EXERCISE DETAILS
Exactly repeat the material, dropping only the pictures.

--- Begin ---

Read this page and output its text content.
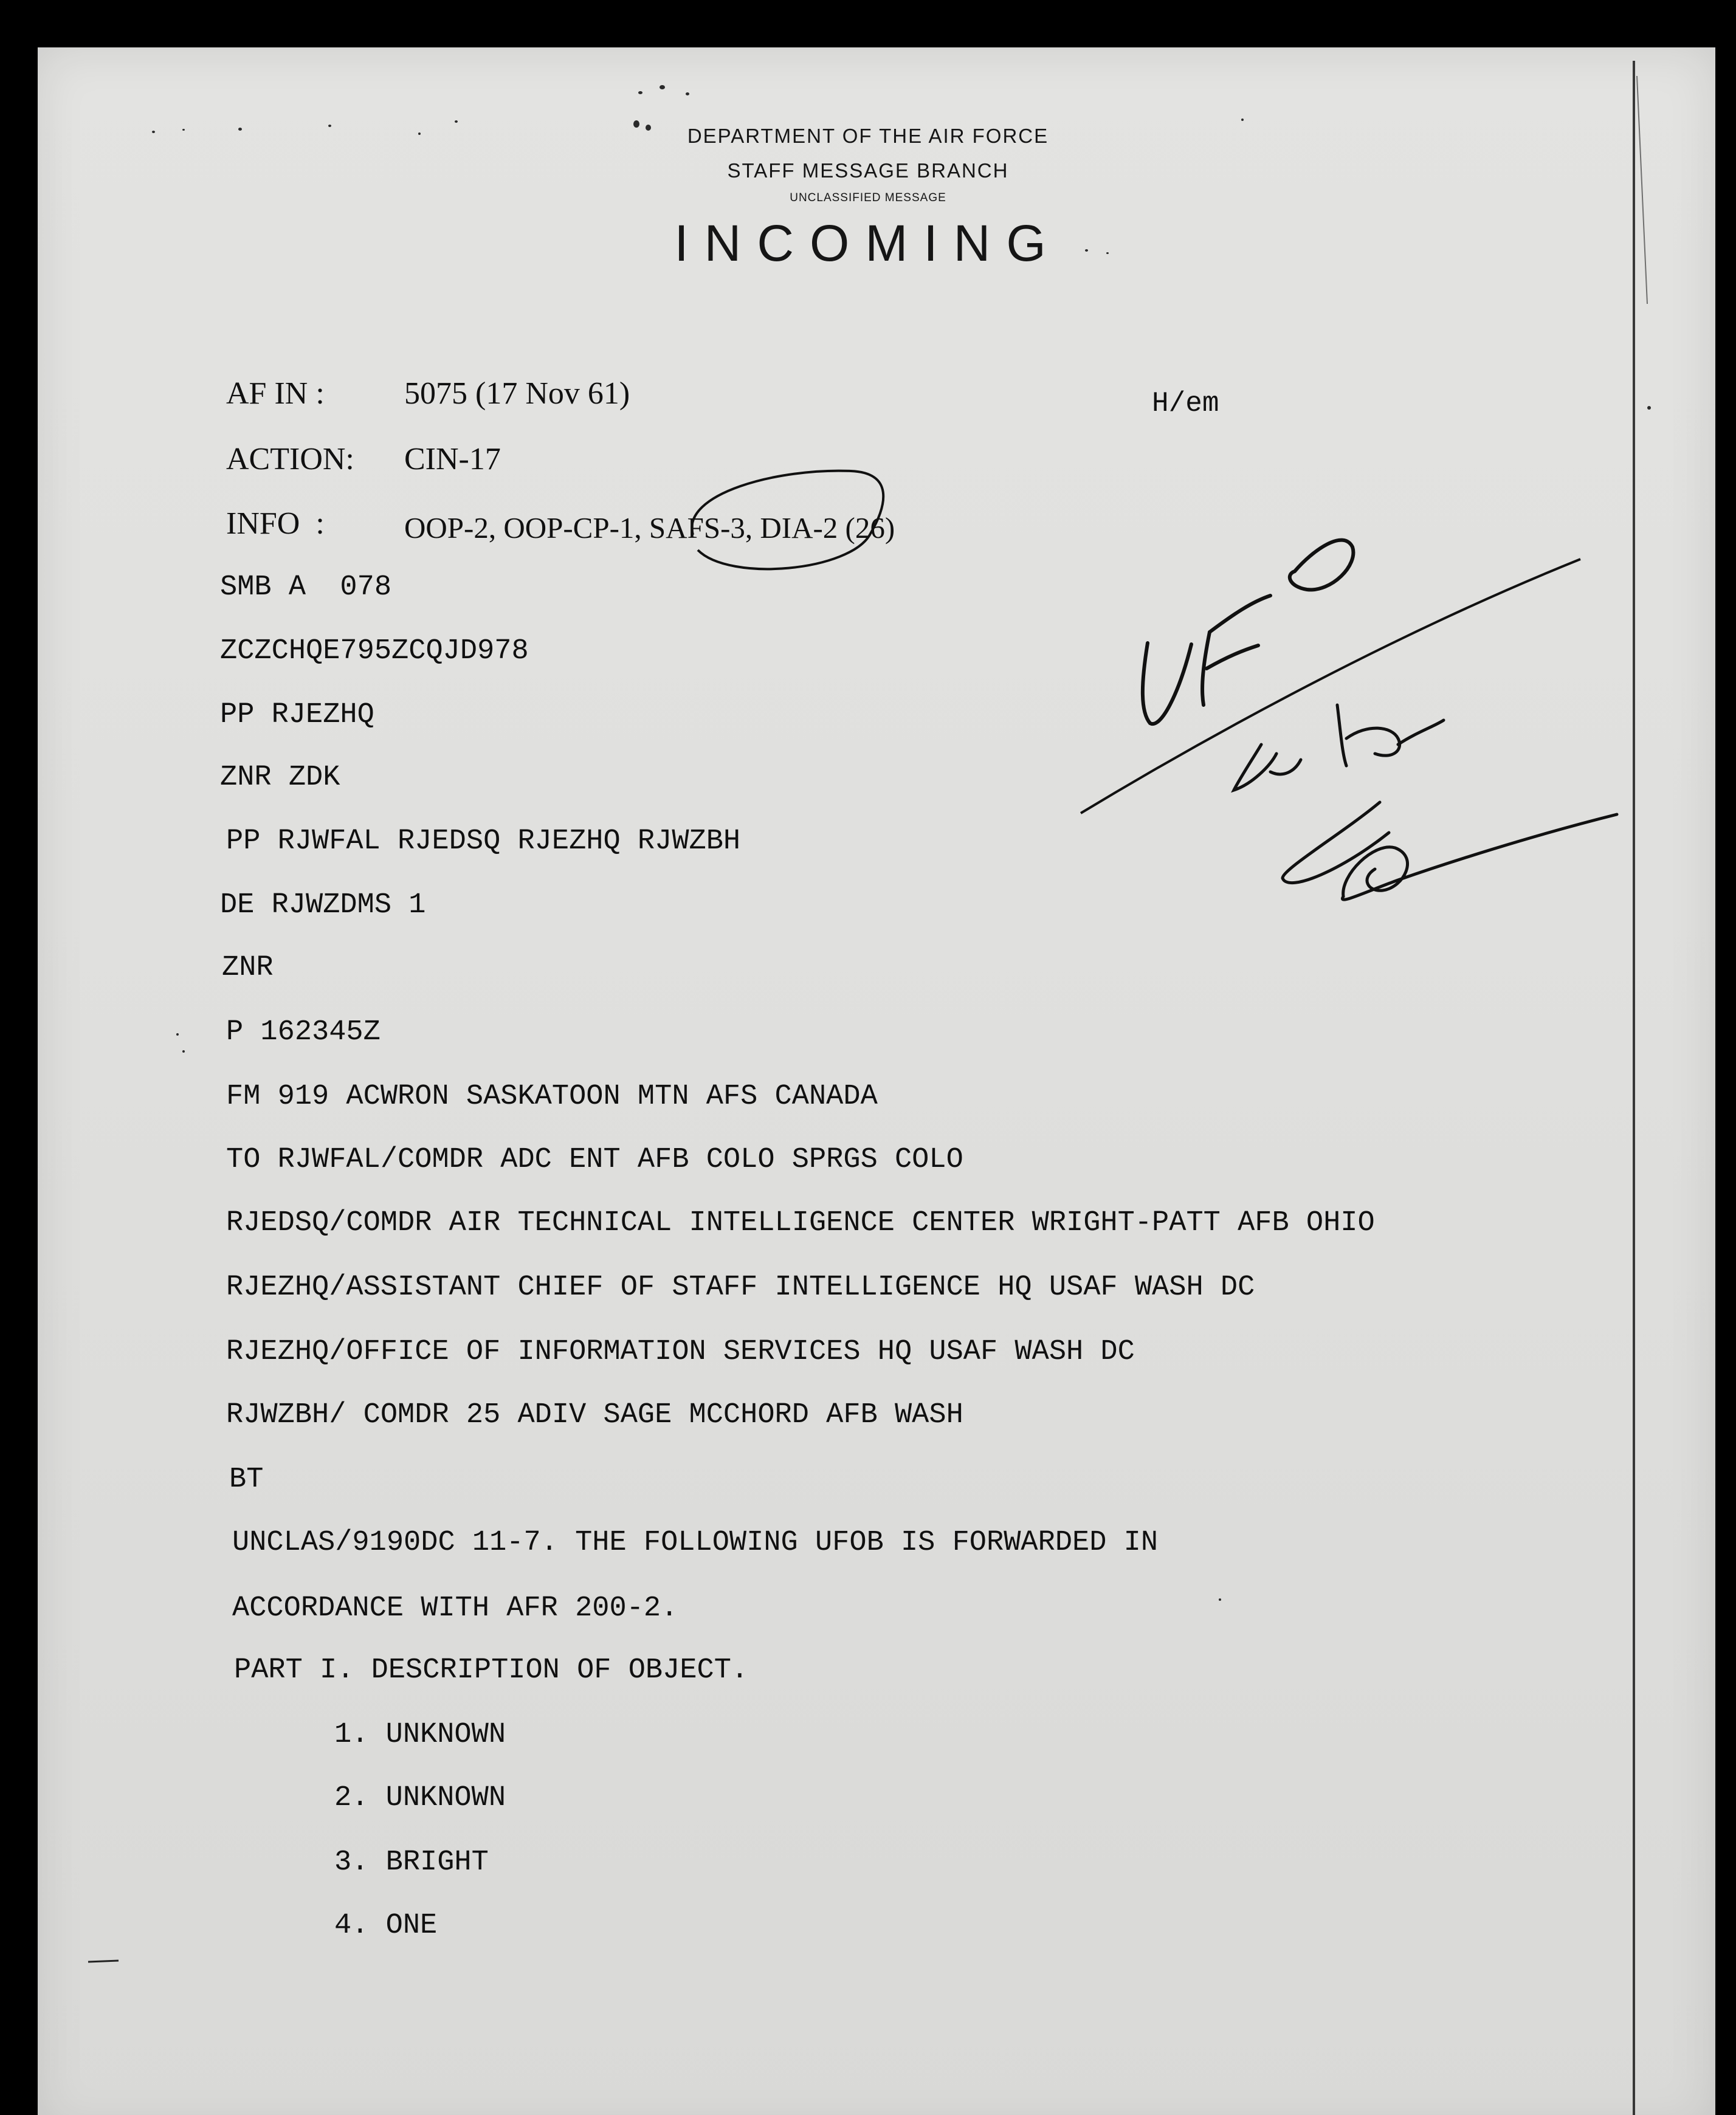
DEPARTMENT OF THE AIR FORCE
STAFF MESSAGE BRANCH
UNCLASSIFIED MESSAGE
INCOMING
AF IN :	5075 (17 Nov 61)	H/em
ACTION: CIN-17
INFO  :	OOP-2, OOP-CP-1, SAFS-3, DIA-2 (26)
SMB A  078
ZCZCHQE795ZCQJD978
PP RJEZHQ
ZNR ZDK
PP RJWFAL RJEDSQ RJEZHQ RJWZBH
DE RJWZDMS 1
ZNR
P 162345Z
FM 919 ACWRON SASKATOON MTN AFS CANADA
TO RJWFAL/COMDR ADC ENT AFB COLO SPRGS COLO
RJEDSQ/COMDR AIR TECHNICAL INTELLIGENCE CENTER WRIGHT-PATT AFB OHIO
RJEZHQ/ASSISTANT CHIEF OF STAFF INTELLIGENCE HQ USAF WASH DC
RJEZHQ/OFFICE OF INFORMATION SERVICES HQ USAF WASH DC
RJWZBH/ COMDR 25 ADIV SAGE MCCHORD AFB WASH
BT
UNCLAS/9190DC 11-7. THE FOLLOWING UFOB IS FORWARDED IN
ACCORDANCE WITH AFR 200-2.
PART I. DESCRIPTION OF OBJECT.
1. UNKNOWN
2. UNKNOWN
3. BRIGHT
4. ONE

--- End ---

CORRECT ANSWER
Read this page and output its text content.
DEPARTMENT OF THE AIR FORCE
STAFF MESSAGE BRANCH
UNCLASSIFIED MESSAGE
INCOMING
AF IN :	5075 (17 Nov 61)	H/em
ACTION: CIN-17
INFO  :	OOP-2, OOP-CP-1, SAFS-3, DIA-2 (26)
SMB A  078
ZCZCHQE795ZCQJD978
PP RJEZHQ
ZNR ZDK
PP RJWFAL RJEDSQ RJEZHQ RJWZBH
DE RJWZDMS 1
ZNR
P 162345Z
FM 919 ACWRON SASKATOON MTN AFS CANADA
TO RJWFAL/COMDR ADC ENT AFB COLO SPRGS COLO
RJEDSQ/COMDR AIR TECHNICAL INTELLIGENCE CENTER WRIGHT-PATT AFB OHIO
RJEZHQ/ASSISTANT CHIEF OF STAFF INTELLIGENCE HQ USAF WASH DC
RJEZHQ/OFFICE OF INFORMATION SERVICES HQ USAF WASH DC
RJWZBH/ COMDR 25 ADIV SAGE MCCHORD AFB WASH
BT
UNCLAS/9190DC 11-7. THE FOLLOWING UFOB IS FORWARDED IN
ACCORDANCE WITH AFR 200-2.
PART I. DESCRIPTION OF OBJECT.
1. UNKNOWN
2. UNKNOWN
3. BRIGHT
4. ONE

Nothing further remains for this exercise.